TASK BRIEF: Below are entries; copy exactly, and only, the lines from the one containing "Output a JSON" through their final line, leaving out pictures.

-- -- --

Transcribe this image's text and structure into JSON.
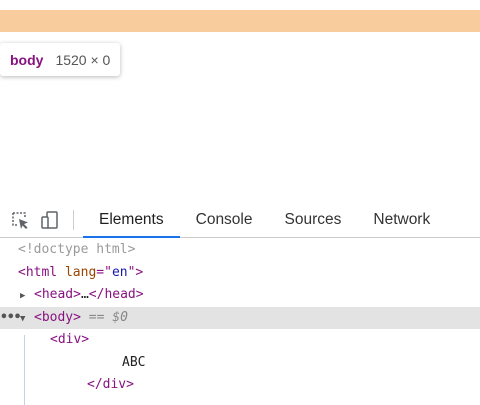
{
  "tooltip": {
    "tag": "body",
    "dimensions": "1520 × 0"
  },
  "toolbar": {
    "icons": [
      "inspect-element-icon",
      "device-toolbar-icon"
    ],
    "tabs": [
      {
        "label": "Elements",
        "active": true
      },
      {
        "label": "Console",
        "active": false
      },
      {
        "label": "Sources",
        "active": false
      },
      {
        "label": "Network",
        "active": false
      }
    ]
  },
  "dom_tree": {
    "doctype": "<!doctype html>",
    "html_open": "<html",
    "html_attr_name": "lang",
    "html_attr_eq": "=\"",
    "html_attr_value": "en",
    "html_attr_close": "\">",
    "head_open": "<head>",
    "head_ellipsis": "…",
    "head_close": "</head>",
    "body_open": "<body>",
    "body_marker": "== $0",
    "div_open": "<div>",
    "div_text": "ABC",
    "div_close": "</div>"
  },
  "colors": {
    "margin_highlight": "#f9cc9d",
    "tag": "#881280",
    "attr_name": "#994500",
    "attr_value": "#1a1aa6",
    "active_tab_underline": "#1a73e8",
    "selected_row": "#e3e3e3"
  }
}
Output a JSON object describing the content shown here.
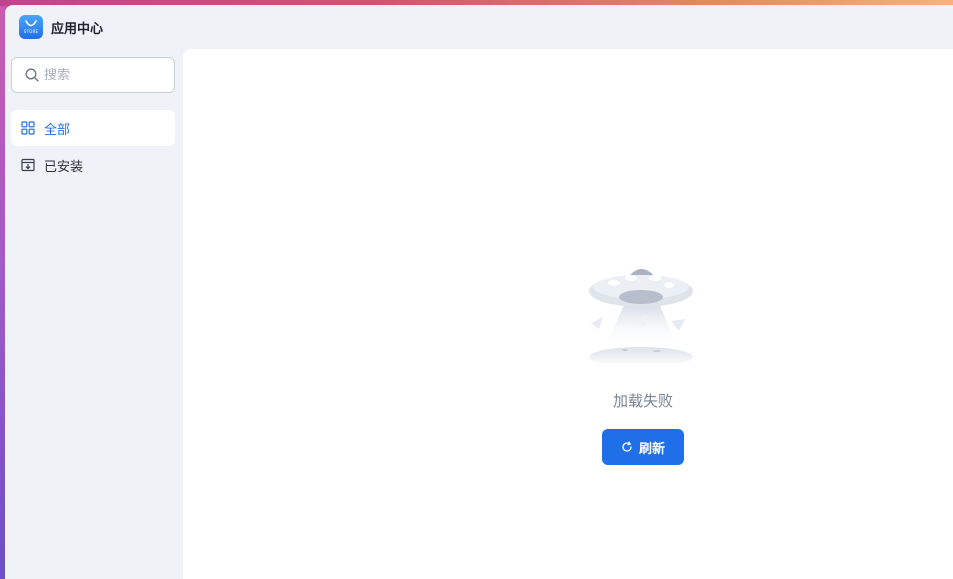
{
  "app": {
    "title": "应用中心",
    "icon_name": "store-bag-icon",
    "icon_text": "STORE",
    "accent_color": "#1f6fe8"
  },
  "sidebar": {
    "search": {
      "placeholder": "搜索",
      "value": ""
    },
    "items": [
      {
        "label": "全部",
        "icon": "grid-icon",
        "active": true
      },
      {
        "label": "已安装",
        "icon": "installed-box-icon",
        "active": false
      }
    ]
  },
  "main": {
    "empty_state": {
      "illustration": "ufo-illustration",
      "message": "加载失败",
      "button_label": "刷新",
      "button_icon": "refresh-icon"
    }
  }
}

-- -- --

FULL OUTPUT:
Output a JSON object describing the content shown here.
{
  "app": {
    "title": "应用中心",
    "icon_name": "store-bag-icon",
    "icon_text": "STORE",
    "accent_color": "#1f6fe8"
  },
  "sidebar": {
    "search": {
      "placeholder": "搜索",
      "value": ""
    },
    "items": [
      {
        "label": "全部",
        "icon": "grid-icon",
        "active": true
      },
      {
        "label": "已安装",
        "icon": "installed-box-icon",
        "active": false
      }
    ]
  },
  "main": {
    "empty_state": {
      "illustration": "ufo-illustration",
      "message": "加载失败",
      "button_label": "刷新",
      "button_icon": "refresh-icon"
    }
  }
}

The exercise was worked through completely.